WRITTEN EXERCISE
List each line of the data that holds the string "name".

[Figure record listings]
★ ★ ★ ★ ★

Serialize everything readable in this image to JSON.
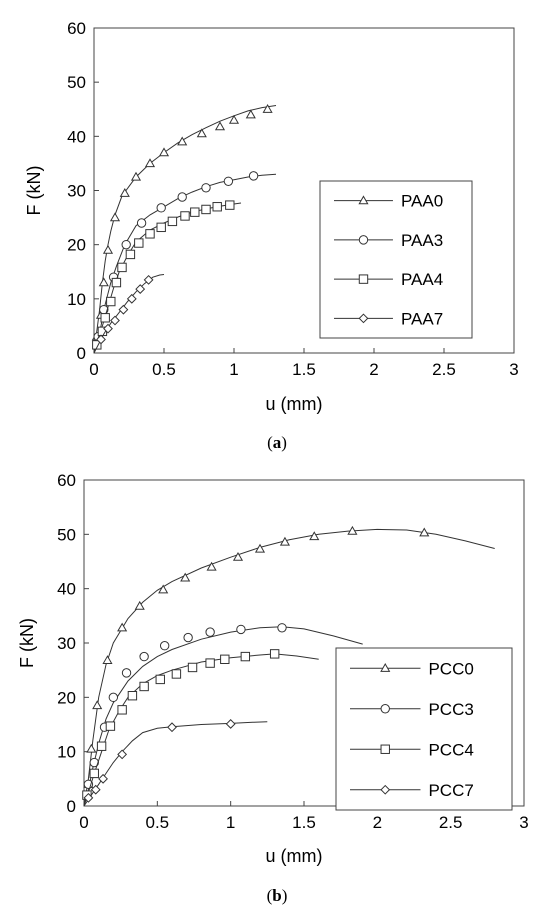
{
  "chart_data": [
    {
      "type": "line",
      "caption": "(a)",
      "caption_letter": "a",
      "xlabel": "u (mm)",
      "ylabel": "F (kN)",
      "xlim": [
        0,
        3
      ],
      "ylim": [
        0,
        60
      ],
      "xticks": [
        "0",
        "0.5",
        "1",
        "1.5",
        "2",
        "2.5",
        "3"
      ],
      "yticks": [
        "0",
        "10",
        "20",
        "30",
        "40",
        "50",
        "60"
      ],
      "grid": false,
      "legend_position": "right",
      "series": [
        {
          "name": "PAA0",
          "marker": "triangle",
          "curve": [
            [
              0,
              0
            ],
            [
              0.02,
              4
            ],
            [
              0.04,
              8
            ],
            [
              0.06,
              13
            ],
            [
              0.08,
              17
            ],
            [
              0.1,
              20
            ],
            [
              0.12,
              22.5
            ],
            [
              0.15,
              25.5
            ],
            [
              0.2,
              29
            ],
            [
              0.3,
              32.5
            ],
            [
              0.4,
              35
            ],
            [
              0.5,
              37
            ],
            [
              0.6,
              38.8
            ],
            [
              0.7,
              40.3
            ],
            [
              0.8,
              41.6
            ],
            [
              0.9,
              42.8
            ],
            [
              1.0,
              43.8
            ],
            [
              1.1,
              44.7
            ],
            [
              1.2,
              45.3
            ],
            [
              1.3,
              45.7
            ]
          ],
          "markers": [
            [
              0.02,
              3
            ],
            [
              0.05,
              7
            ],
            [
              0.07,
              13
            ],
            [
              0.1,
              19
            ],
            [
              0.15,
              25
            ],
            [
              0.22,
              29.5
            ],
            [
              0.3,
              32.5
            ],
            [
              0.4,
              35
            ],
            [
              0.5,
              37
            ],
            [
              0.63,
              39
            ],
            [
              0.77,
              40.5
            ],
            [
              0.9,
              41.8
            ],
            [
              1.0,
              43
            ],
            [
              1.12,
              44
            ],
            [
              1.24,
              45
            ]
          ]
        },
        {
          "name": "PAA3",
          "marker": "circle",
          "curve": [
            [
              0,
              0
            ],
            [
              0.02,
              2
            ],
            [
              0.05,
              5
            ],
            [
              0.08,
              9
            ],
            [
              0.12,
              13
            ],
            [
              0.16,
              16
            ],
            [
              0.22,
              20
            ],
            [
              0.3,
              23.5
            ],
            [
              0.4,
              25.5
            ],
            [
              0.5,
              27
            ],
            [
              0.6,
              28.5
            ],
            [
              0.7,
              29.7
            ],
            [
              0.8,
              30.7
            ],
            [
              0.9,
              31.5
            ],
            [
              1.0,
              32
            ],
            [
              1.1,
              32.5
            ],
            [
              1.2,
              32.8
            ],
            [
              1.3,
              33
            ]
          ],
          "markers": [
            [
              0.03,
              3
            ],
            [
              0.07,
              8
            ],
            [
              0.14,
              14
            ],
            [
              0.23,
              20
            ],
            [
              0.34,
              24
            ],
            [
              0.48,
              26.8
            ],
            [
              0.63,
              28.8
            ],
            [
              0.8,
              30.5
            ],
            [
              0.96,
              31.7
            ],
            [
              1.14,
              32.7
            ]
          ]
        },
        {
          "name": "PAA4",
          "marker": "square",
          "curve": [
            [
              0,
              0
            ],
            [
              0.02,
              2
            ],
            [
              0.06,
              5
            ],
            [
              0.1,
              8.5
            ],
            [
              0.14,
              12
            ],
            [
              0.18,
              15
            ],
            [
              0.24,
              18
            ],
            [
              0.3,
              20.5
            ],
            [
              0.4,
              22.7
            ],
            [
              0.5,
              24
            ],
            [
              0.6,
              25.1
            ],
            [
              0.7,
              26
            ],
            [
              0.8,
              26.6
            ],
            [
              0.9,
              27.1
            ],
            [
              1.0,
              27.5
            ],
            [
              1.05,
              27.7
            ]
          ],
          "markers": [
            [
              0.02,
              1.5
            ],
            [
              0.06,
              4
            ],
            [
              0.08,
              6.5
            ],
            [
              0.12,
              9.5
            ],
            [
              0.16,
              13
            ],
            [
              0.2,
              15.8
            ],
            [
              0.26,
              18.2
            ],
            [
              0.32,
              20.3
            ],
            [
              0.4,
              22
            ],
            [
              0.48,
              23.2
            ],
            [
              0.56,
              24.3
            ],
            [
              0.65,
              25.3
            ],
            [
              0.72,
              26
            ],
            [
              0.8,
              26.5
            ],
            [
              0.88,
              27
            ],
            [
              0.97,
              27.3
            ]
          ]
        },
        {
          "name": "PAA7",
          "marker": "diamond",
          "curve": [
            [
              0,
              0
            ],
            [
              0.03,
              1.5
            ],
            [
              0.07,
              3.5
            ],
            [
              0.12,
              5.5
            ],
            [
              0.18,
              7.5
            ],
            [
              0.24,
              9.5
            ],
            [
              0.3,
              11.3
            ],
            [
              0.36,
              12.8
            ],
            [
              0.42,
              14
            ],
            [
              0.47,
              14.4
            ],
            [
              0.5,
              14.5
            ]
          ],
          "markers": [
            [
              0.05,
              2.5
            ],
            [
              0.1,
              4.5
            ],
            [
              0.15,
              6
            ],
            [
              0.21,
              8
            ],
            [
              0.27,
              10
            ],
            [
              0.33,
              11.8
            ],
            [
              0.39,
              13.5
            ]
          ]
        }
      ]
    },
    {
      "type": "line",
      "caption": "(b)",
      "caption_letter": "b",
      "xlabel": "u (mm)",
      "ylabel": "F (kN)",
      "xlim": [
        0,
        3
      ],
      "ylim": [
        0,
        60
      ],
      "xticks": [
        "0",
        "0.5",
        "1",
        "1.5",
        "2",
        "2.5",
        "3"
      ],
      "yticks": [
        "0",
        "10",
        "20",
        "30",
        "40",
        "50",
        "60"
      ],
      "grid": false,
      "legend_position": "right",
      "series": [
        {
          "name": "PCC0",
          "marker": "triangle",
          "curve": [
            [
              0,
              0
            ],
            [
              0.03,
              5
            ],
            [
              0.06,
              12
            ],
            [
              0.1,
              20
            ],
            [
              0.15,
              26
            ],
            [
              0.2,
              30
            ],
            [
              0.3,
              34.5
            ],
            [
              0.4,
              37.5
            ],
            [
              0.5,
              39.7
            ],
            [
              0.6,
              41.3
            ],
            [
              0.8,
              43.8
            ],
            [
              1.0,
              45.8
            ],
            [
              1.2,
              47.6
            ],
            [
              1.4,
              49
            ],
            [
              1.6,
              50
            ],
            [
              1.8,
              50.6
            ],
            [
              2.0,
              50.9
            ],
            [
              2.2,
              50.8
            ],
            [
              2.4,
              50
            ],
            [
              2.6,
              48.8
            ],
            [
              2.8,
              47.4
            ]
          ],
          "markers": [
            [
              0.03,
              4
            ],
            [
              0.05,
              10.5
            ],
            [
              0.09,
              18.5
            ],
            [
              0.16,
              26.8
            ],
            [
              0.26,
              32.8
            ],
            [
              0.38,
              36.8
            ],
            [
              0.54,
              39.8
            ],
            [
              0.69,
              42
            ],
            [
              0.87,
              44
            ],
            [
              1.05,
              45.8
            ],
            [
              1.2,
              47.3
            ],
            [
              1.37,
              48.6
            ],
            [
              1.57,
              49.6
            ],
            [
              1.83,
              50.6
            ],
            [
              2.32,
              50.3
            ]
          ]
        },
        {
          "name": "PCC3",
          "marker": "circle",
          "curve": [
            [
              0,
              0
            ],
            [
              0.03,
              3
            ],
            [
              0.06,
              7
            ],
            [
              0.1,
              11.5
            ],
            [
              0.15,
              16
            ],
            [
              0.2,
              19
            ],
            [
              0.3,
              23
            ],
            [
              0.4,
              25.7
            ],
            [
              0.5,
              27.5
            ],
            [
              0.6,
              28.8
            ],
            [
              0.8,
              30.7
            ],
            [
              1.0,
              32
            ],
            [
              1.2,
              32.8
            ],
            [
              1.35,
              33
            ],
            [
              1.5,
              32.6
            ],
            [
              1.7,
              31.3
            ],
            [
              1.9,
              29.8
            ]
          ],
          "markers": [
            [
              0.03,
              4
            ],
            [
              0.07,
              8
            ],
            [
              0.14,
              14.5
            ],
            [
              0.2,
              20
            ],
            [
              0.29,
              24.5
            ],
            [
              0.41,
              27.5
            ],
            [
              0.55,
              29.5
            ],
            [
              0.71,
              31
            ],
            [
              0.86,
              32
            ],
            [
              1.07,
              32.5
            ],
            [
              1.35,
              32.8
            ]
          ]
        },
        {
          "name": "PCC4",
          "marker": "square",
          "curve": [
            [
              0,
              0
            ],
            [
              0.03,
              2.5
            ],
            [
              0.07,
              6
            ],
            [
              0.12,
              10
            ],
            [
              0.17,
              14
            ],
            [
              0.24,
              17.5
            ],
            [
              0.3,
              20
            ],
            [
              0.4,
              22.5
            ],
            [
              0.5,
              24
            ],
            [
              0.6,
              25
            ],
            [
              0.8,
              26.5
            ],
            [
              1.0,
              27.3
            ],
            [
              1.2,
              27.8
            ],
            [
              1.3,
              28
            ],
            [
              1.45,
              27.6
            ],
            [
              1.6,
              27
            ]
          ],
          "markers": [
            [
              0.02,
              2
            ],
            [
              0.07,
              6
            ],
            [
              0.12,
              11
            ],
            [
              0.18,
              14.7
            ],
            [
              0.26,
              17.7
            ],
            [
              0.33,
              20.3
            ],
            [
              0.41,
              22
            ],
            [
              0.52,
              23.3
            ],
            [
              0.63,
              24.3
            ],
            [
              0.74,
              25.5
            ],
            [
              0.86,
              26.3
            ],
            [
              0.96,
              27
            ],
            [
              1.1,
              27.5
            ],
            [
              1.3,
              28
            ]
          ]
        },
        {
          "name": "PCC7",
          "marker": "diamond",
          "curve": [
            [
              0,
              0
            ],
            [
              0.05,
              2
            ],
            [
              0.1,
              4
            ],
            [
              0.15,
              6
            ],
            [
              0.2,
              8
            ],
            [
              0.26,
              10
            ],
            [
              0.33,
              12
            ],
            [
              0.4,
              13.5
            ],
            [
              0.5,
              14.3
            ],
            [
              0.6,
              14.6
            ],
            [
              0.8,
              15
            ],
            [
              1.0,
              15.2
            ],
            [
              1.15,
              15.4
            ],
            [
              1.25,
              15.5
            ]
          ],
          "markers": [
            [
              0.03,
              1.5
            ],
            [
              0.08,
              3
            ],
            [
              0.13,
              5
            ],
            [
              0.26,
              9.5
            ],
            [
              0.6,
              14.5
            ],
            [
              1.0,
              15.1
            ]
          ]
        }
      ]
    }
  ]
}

★ ★ ★ ★ ★

ANSWER IN FULL
          "name": "PAA0",
          "name": "PAA3",
          "name": "PAA4",
          "name": "PAA7",
          "name": "PCC0",
          "name": "PCC3",
          "name": "PCC4",
          "name": "PCC7",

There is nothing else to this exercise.